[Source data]
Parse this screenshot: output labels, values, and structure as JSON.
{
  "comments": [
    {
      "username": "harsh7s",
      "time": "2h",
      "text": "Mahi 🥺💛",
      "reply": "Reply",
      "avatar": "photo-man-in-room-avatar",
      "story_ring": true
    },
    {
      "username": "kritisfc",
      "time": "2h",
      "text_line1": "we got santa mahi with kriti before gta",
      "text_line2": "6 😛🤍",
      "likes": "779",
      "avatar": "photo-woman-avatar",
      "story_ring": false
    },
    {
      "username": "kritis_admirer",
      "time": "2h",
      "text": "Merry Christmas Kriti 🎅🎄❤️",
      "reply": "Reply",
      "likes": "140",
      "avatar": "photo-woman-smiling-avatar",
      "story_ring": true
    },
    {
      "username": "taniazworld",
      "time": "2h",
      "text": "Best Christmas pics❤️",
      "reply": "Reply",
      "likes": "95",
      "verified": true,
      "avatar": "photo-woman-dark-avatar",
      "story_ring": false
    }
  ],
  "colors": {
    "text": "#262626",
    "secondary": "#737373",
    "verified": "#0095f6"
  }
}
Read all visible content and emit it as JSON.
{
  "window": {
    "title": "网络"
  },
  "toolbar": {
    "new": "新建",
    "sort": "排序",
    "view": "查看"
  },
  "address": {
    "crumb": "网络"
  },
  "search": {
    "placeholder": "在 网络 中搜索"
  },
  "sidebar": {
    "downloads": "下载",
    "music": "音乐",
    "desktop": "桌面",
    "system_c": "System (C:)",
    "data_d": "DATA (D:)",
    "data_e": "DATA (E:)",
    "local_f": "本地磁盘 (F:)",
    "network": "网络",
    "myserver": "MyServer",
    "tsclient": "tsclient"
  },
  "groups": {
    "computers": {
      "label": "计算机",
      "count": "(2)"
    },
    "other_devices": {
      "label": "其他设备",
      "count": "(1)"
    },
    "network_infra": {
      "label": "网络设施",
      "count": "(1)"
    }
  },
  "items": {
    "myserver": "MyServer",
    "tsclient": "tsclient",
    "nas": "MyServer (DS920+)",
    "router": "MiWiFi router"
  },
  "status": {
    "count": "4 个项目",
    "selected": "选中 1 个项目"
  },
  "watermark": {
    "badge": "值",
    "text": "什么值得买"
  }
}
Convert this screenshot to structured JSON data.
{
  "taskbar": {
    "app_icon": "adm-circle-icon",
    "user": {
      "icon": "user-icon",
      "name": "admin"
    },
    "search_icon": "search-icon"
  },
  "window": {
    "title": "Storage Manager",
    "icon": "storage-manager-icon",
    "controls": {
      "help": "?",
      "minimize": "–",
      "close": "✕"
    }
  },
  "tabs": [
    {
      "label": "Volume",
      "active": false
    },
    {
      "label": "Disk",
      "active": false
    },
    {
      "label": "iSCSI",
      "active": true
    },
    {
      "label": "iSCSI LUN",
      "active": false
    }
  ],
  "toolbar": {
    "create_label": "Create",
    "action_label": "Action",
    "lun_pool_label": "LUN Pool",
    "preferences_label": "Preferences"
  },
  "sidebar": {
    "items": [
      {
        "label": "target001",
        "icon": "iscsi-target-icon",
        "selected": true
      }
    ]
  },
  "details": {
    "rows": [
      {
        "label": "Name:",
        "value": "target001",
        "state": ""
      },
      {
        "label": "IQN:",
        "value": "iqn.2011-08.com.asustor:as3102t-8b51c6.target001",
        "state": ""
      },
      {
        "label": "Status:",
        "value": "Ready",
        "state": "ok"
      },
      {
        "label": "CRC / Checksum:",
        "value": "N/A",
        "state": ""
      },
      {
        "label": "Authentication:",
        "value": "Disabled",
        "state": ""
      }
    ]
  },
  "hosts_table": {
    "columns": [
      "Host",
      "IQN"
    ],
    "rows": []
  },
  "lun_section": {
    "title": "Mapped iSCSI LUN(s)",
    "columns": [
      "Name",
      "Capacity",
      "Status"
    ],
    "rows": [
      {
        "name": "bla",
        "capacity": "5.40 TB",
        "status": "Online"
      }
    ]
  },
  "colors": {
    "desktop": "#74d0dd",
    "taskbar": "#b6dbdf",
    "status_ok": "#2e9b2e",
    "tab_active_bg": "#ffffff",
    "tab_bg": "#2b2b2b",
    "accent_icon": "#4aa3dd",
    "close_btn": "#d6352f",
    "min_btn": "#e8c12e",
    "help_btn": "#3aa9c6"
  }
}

▸ **What is expected**: Exactly reproduce every line of the records.

▸ **Answer below**:
Parse this screenshot: output labels, values, and structure as JSON.
{
  "comments": [
    {
      "username": "harsh7s",
      "time": "2h",
      "text": "Mahi 🥺💛",
      "reply": "Reply",
      "avatar": "photo-man-in-room-avatar",
      "story_ring": true
    },
    {
      "username": "kritisfc",
      "time": "2h",
      "text_line1": "we got santa mahi with kriti before gta",
      "text_line2": "6 😛🤍",
      "likes": "779",
      "avatar": "photo-woman-avatar",
      "story_ring": false
    },
    {
      "username": "kritis_admirer",
      "time": "2h",
      "text": "Merry Christmas Kriti 🎅🎄❤️",
      "reply": "Reply",
      "likes": "140",
      "avatar": "photo-woman-smiling-avatar",
      "story_ring": true
    },
    {
      "username": "taniazworld",
      "time": "2h",
      "text": "Best Christmas pics❤️",
      "reply": "Reply",
      "likes": "95",
      "verified": true,
      "avatar": "photo-woman-dark-avatar",
      "story_ring": false
    }
  ],
  "colors": {
    "text": "#262626",
    "secondary": "#737373",
    "verified": "#0095f6"
  }
}
Read all visible content and emit it as JSON.
{
  "window": {
    "title": "网络"
  },
  "toolbar": {
    "new": "新建",
    "sort": "排序",
    "view": "查看"
  },
  "address": {
    "crumb": "网络"
  },
  "search": {
    "placeholder": "在 网络 中搜索"
  },
  "sidebar": {
    "downloads": "下载",
    "music": "音乐",
    "desktop": "桌面",
    "system_c": "System (C:)",
    "data_d": "DATA (D:)",
    "data_e": "DATA (E:)",
    "local_f": "本地磁盘 (F:)",
    "network": "网络",
    "myserver": "MyServer",
    "tsclient": "tsclient"
  },
  "groups": {
    "computers": {
      "label": "计算机",
      "count": "(2)"
    },
    "other_devices": {
      "label": "其他设备",
      "count": "(1)"
    },
    "network_infra": {
      "label": "网络设施",
      "count": "(1)"
    }
  },
  "items": {
    "myserver": "MyServer",
    "tsclient": "tsclient",
    "nas": "MyServer (DS920+)",
    "router": "MiWiFi router"
  },
  "status": {
    "count": "4 个项目",
    "selected": "选中 1 个项目"
  },
  "watermark": {
    "badge": "值",
    "text": "什么值得买"
  }
}
Convert this screenshot to structured JSON data.
{
  "taskbar": {
    "app_icon": "adm-circle-icon",
    "user": {
      "icon": "user-icon",
      "name": "admin"
    },
    "search_icon": "search-icon"
  },
  "window": {
    "title": "Storage Manager",
    "icon": "storage-manager-icon",
    "controls": {
      "help": "?",
      "minimize": "–",
      "close": "✕"
    }
  },
  "tabs": [
    {
      "label": "Volume",
      "active": false
    },
    {
      "label": "Disk",
      "active": false
    },
    {
      "label": "iSCSI",
      "active": true
    },
    {
      "label": "iSCSI LUN",
      "active": false
    }
  ],
  "toolbar": {
    "create_label": "Create",
    "action_label": "Action",
    "lun_pool_label": "LUN Pool",
    "preferences_label": "Preferences"
  },
  "sidebar": {
    "items": [
      {
        "label": "target001",
        "icon": "iscsi-target-icon",
        "selected": true
      }
    ]
  },
  "details": {
    "rows": [
      {
        "label": "Name:",
        "value": "target001",
        "state": ""
      },
      {
        "label": "IQN:",
        "value": "iqn.2011-08.com.asustor:as3102t-8b51c6.target001",
        "state": ""
      },
      {
        "label": "Status:",
        "value": "Ready",
        "state": "ok"
      },
      {
        "label": "CRC / Checksum:",
        "value": "N/A",
        "state": ""
      },
      {
        "label": "Authentication:",
        "value": "Disabled",
        "state": ""
      }
    ]
  },
  "hosts_table": {
    "columns": [
      "Host",
      "IQN"
    ],
    "rows": []
  },
  "lun_section": {
    "title": "Mapped iSCSI LUN(s)",
    "columns": [
      "Name",
      "Capacity",
      "Status"
    ],
    "rows": [
      {
        "name": "bla",
        "capacity": "5.40 TB",
        "status": "Online"
      }
    ]
  },
  "colors": {
    "desktop": "#74d0dd",
    "taskbar": "#b6dbdf",
    "status_ok": "#2e9b2e",
    "tab_active_bg": "#ffffff",
    "tab_bg": "#2b2b2b",
    "accent_icon": "#4aa3dd",
    "close_btn": "#d6352f",
    "min_btn": "#e8c12e",
    "help_btn": "#3aa9c6"
  }
}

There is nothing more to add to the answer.